# WHAT YOU ARE ASKED TO DO:
Extract the text of each entry below exactly, leaving every image behind.

___ RECORDS TO USE

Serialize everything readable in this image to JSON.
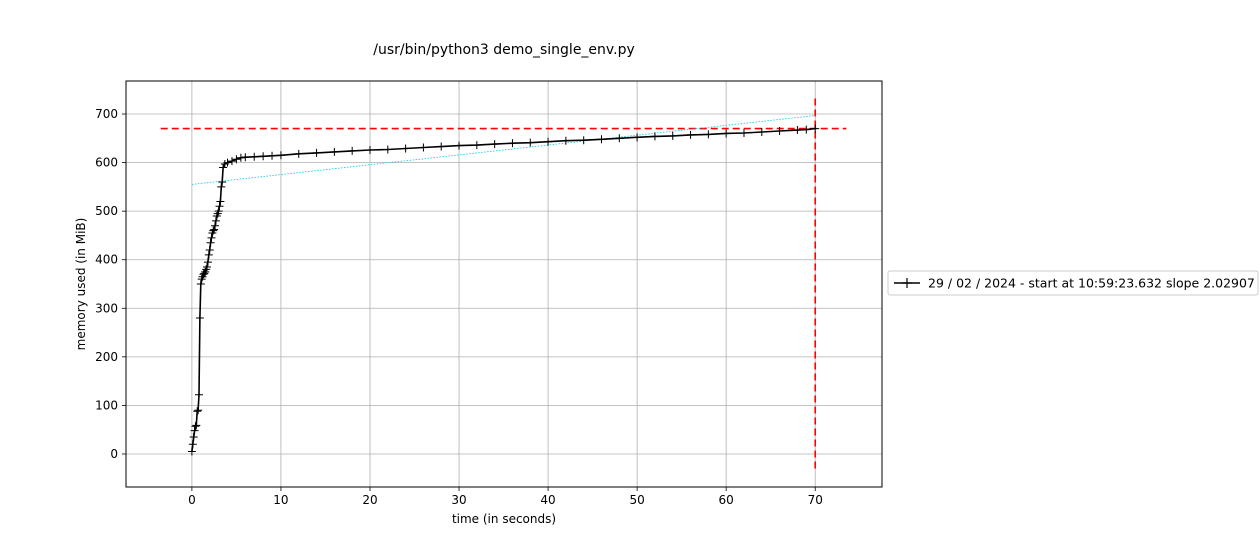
{
  "chart_data": {
    "type": "line",
    "title": "/usr/bin/python3 demo_single_env.py",
    "xlabel": "time (in seconds)",
    "ylabel": "memory used (in MiB)",
    "xlim": [
      -7.4,
      77.5
    ],
    "ylim": [
      -68,
      768
    ],
    "xticks": [
      0,
      10,
      20,
      30,
      40,
      50,
      60,
      70
    ],
    "yticks": [
      0,
      100,
      200,
      300,
      400,
      500,
      600,
      700
    ],
    "grid": true,
    "legend_position": "outside-right",
    "series": [
      {
        "name": "29 / 02 / 2024 - start at 10:59:23.632 slope 2.02907",
        "color": "#000000",
        "marker": "plus",
        "x": [
          0.0,
          0.1,
          0.2,
          0.3,
          0.4,
          0.5,
          0.6,
          0.7,
          0.8,
          0.9,
          1.0,
          1.1,
          1.2,
          1.3,
          1.4,
          1.5,
          1.6,
          1.7,
          1.8,
          1.9,
          2.0,
          2.1,
          2.2,
          2.3,
          2.4,
          2.5,
          2.6,
          2.7,
          2.8,
          2.9,
          3.0,
          3.1,
          3.2,
          3.3,
          3.4,
          3.5,
          3.7,
          4.0,
          4.5,
          5.0,
          5.5,
          6.0,
          7.0,
          8.0,
          9.0,
          10.0,
          12.0,
          14.0,
          16.0,
          18.0,
          20.0,
          22.0,
          24.0,
          26.0,
          28.0,
          30.0,
          32.0,
          34.0,
          36.0,
          38.0,
          40.0,
          42.0,
          44.0,
          46.0,
          48.0,
          50.0,
          52.0,
          54.0,
          56.0,
          58.0,
          60.0,
          62.0,
          64.0,
          66.0,
          68.0,
          69.0,
          70.0
        ],
        "y": [
          5,
          20,
          35,
          48,
          57,
          59,
          88,
          90,
          122,
          280,
          350,
          360,
          365,
          370,
          372,
          375,
          380,
          385,
          395,
          410,
          420,
          435,
          445,
          455,
          460,
          462,
          470,
          480,
          490,
          495,
          500,
          510,
          520,
          550,
          560,
          590,
          597,
          600,
          603,
          607,
          610,
          611,
          612,
          613,
          614,
          615,
          618,
          620,
          622,
          624,
          626,
          627,
          629,
          631,
          633,
          635,
          636,
          638,
          640,
          641,
          643,
          645,
          646,
          648,
          650,
          652,
          654,
          655,
          657,
          658,
          660,
          661,
          663,
          665,
          667,
          668,
          670
        ]
      }
    ],
    "annotations": [
      {
        "kind": "hline",
        "y": 670,
        "x_from": -3.5,
        "x_to": 73.5,
        "color": "#ff0000",
        "style": "dashed"
      },
      {
        "kind": "vline",
        "x": 70.0,
        "y_from": -30,
        "y_to": 735,
        "color": "#ff0000",
        "style": "dashed"
      },
      {
        "kind": "trendline",
        "x": [
          0,
          70
        ],
        "y": [
          555,
          697
        ],
        "color": "#00c8e6",
        "style": "dotted"
      }
    ]
  }
}
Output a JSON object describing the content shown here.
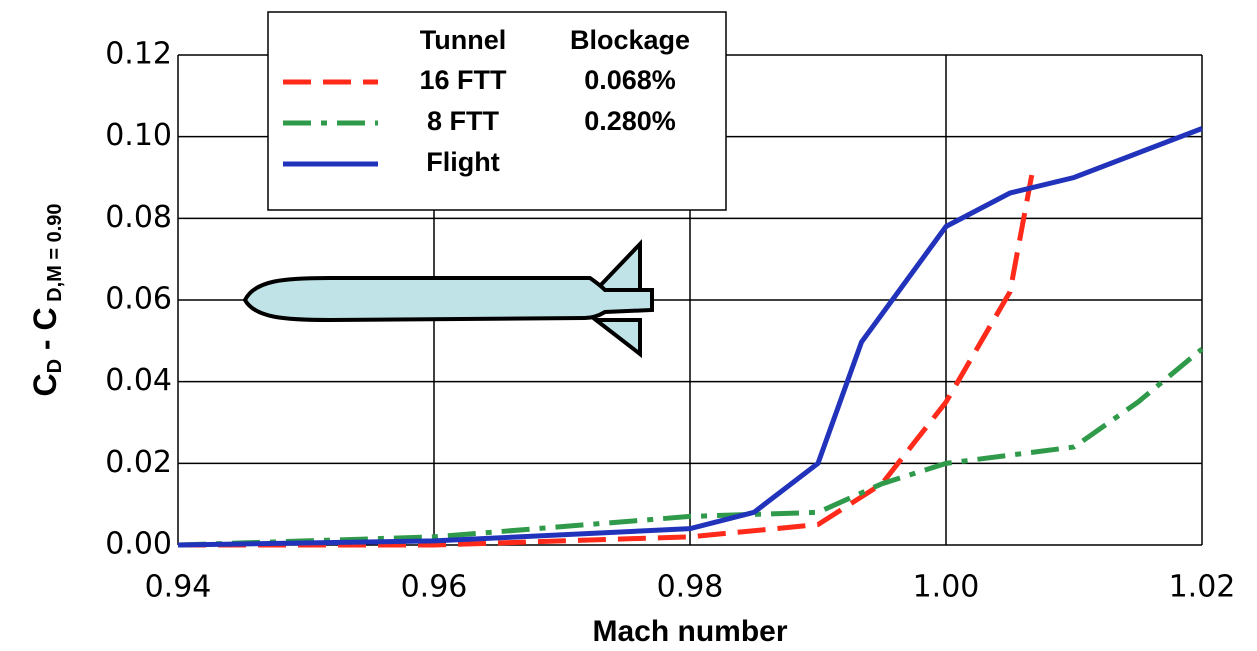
{
  "chart_data": {
    "type": "line",
    "xlabel": "Mach number",
    "ylabel": [
      "C",
      "D",
      " - C",
      " D,M = 0.90"
    ],
    "legend_headers": [
      "Tunnel",
      "Blockage"
    ],
    "xlim": [
      0.94,
      1.02
    ],
    "xticks": [
      0.94,
      0.96,
      0.98,
      {
        "value": 1.0,
        "label": "1.00"
      },
      1.02
    ],
    "ylim": [
      0,
      0.12
    ],
    "yticks": [
      {
        "value": 0,
        "label": "0.00"
      },
      0.02,
      0.04,
      0.06,
      0.08,
      {
        "value": 0.1,
        "label": "0.10"
      },
      0.12
    ],
    "grid": true,
    "series": [
      {
        "name": "16 FTT",
        "blockage": "0.068%",
        "color": "#ff2a1a",
        "dash": "28 12",
        "x": [
          0.94,
          0.96,
          0.98,
          0.99,
          0.995,
          1.0,
          1.005,
          1.0067
        ],
        "values": [
          0,
          0,
          0.002,
          0.005,
          0.015,
          0.035,
          0.062,
          0.0906
        ]
      },
      {
        "name": "8 FTT",
        "blockage": "0.280%",
        "color": "#2e9a4a",
        "dash": "28 10 6 10",
        "x": [
          0.94,
          0.96,
          0.98,
          0.99,
          0.995,
          1.0,
          1.01,
          1.015,
          1.02
        ],
        "values": [
          0,
          0.002,
          0.007,
          0.008,
          0.015,
          0.02,
          0.024,
          0.035,
          0.048
        ]
      },
      {
        "name": "Flight",
        "color": "#2233bb",
        "dash": "none",
        "x": [
          0.94,
          0.96,
          0.98,
          0.985,
          0.99,
          0.9934,
          1.0,
          1.005,
          1.01,
          1.02
        ],
        "values": [
          0,
          0.001,
          0.004,
          0.008,
          0.02,
          0.0497,
          0.078,
          0.0862,
          0.09,
          0.102
        ]
      }
    ]
  }
}
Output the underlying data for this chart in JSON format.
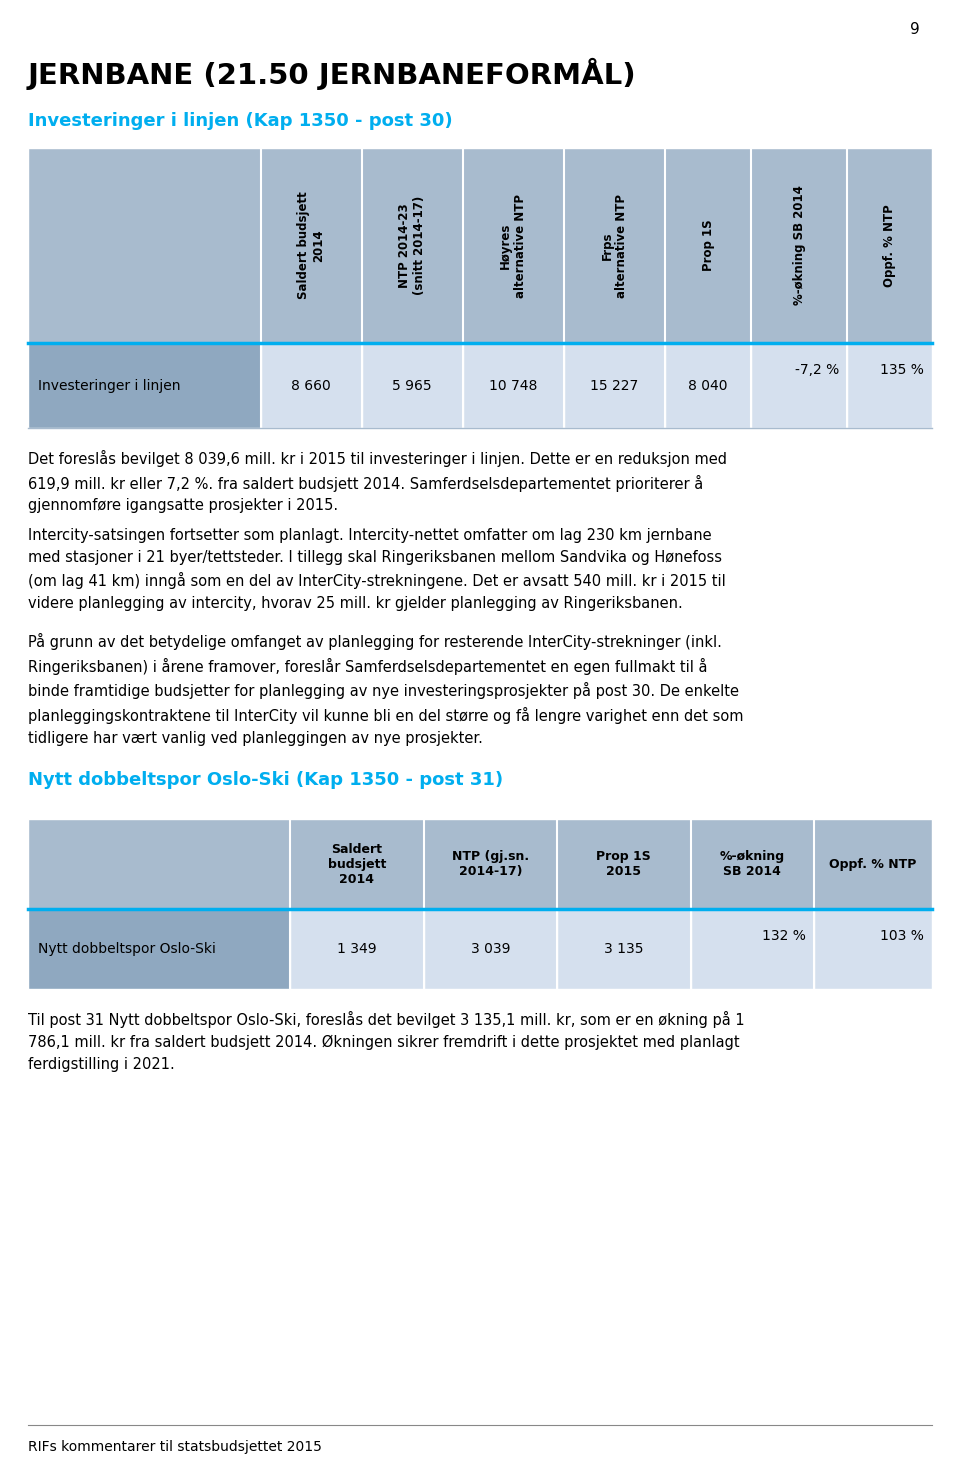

______

# REPLY TO THE TASK:
Serialize everything readable in this image to JSON.
{
  "chart_data": {
    "type": "line",
    "title": "/usr/bin/python3 demo_single_env.py",
    "xlabel": "time (in seconds)",
    "ylabel": "memory used (in MiB)",
    "xlim": [
      -7.4,
      77.5
    ],
    "ylim": [
      -68,
      768
    ],
    "xticks": [
      0,
      10,
      20,
      30,
      40,
      50,
      60,
      70
    ],
    "yticks": [
      0,
      100,
      200,
      300,
      400,
      500,
      600,
      700
    ],
    "grid": true,
    "legend_position": "outside-right",
    "series": [
      {
        "name": "29 / 02 / 2024 - start at 10:59:23.632 slope 2.02907",
        "color": "#000000",
        "marker": "plus",
        "x": [
          0.0,
          0.1,
          0.2,
          0.3,
          0.4,
          0.5,
          0.6,
          0.7,
          0.8,
          0.9,
          1.0,
          1.1,
          1.2,
          1.3,
          1.4,
          1.5,
          1.6,
          1.7,
          1.8,
          1.9,
          2.0,
          2.1,
          2.2,
          2.3,
          2.4,
          2.5,
          2.6,
          2.7,
          2.8,
          2.9,
          3.0,
          3.1,
          3.2,
          3.3,
          3.4,
          3.5,
          3.7,
          4.0,
          4.5,
          5.0,
          5.5,
          6.0,
          7.0,
          8.0,
          9.0,
          10.0,
          12.0,
          14.0,
          16.0,
          18.0,
          20.0,
          22.0,
          24.0,
          26.0,
          28.0,
          30.0,
          32.0,
          34.0,
          36.0,
          38.0,
          40.0,
          42.0,
          44.0,
          46.0,
          48.0,
          50.0,
          52.0,
          54.0,
          56.0,
          58.0,
          60.0,
          62.0,
          64.0,
          66.0,
          68.0,
          69.0,
          70.0
        ],
        "y": [
          5,
          20,
          35,
          48,
          57,
          59,
          88,
          90,
          122,
          280,
          350,
          360,
          365,
          370,
          372,
          375,
          380,
          385,
          395,
          410,
          420,
          435,
          445,
          455,
          460,
          462,
          470,
          480,
          490,
          495,
          500,
          510,
          520,
          550,
          560,
          590,
          597,
          600,
          603,
          607,
          610,
          611,
          612,
          613,
          614,
          615,
          618,
          620,
          622,
          624,
          626,
          627,
          629,
          631,
          633,
          635,
          636,
          638,
          640,
          641,
          643,
          645,
          646,
          648,
          650,
          652,
          654,
          655,
          657,
          658,
          660,
          661,
          663,
          665,
          667,
          668,
          670
        ]
      }
    ],
    "annotations": [
      {
        "kind": "hline",
        "y": 670,
        "x_from": -3.5,
        "x_to": 73.5,
        "color": "#ff0000",
        "style": "dashed"
      },
      {
        "kind": "vline",
        "x": 70.0,
        "y_from": -30,
        "y_to": 735,
        "color": "#ff0000",
        "style": "dashed"
      },
      {
        "kind": "trendline",
        "x": [
          0,
          70
        ],
        "y": [
          555,
          697
        ],
        "color": "#00c8e6",
        "style": "dotted"
      }
    ]
  }
}
Output a JSON object describing the content shown here.
{
  "chart_data": {
    "type": "line",
    "xlabel": "Mach number",
    "ylabel": [
      "C",
      "D",
      " - C",
      " D,M = 0.90"
    ],
    "legend_headers": [
      "Tunnel",
      "Blockage"
    ],
    "xlim": [
      0.94,
      1.02
    ],
    "xticks": [
      0.94,
      0.96,
      0.98,
      {
        "value": 1.0,
        "label": "1.00"
      },
      1.02
    ],
    "ylim": [
      0,
      0.12
    ],
    "yticks": [
      {
        "value": 0,
        "label": "0.00"
      },
      0.02,
      0.04,
      0.06,
      0.08,
      {
        "value": 0.1,
        "label": "0.10"
      },
      0.12
    ],
    "grid": true,
    "series": [
      {
        "name": "16 FTT",
        "blockage": "0.068%",
        "color": "#ff2a1a",
        "dash": "28 12",
        "x": [
          0.94,
          0.96,
          0.98,
          0.99,
          0.995,
          1.0,
          1.005,
          1.0067
        ],
        "values": [
          0,
          0,
          0.002,
          0.005,
          0.015,
          0.035,
          0.062,
          0.0906
        ]
      },
      {
        "name": "8 FTT",
        "blockage": "0.280%",
        "color": "#2e9a4a",
        "dash": "28 10 6 10",
        "x": [
          0.94,
          0.96,
          0.98,
          0.99,
          0.995,
          1.0,
          1.01,
          1.015,
          1.02
        ],
        "values": [
          0,
          0.002,
          0.007,
          0.008,
          0.015,
          0.02,
          0.024,
          0.035,
          0.048
        ]
      },
      {
        "name": "Flight",
        "color": "#2233bb",
        "dash": "none",
        "x": [
          0.94,
          0.96,
          0.98,
          0.985,
          0.99,
          0.9934,
          1.0,
          1.005,
          1.01,
          1.02
        ],
        "values": [
          0,
          0.001,
          0.004,
          0.008,
          0.02,
          0.0497,
          0.078,
          0.0862,
          0.09,
          0.102
        ]
      }
    ]
  }
}
Output the underlying data for this chart in JSON format.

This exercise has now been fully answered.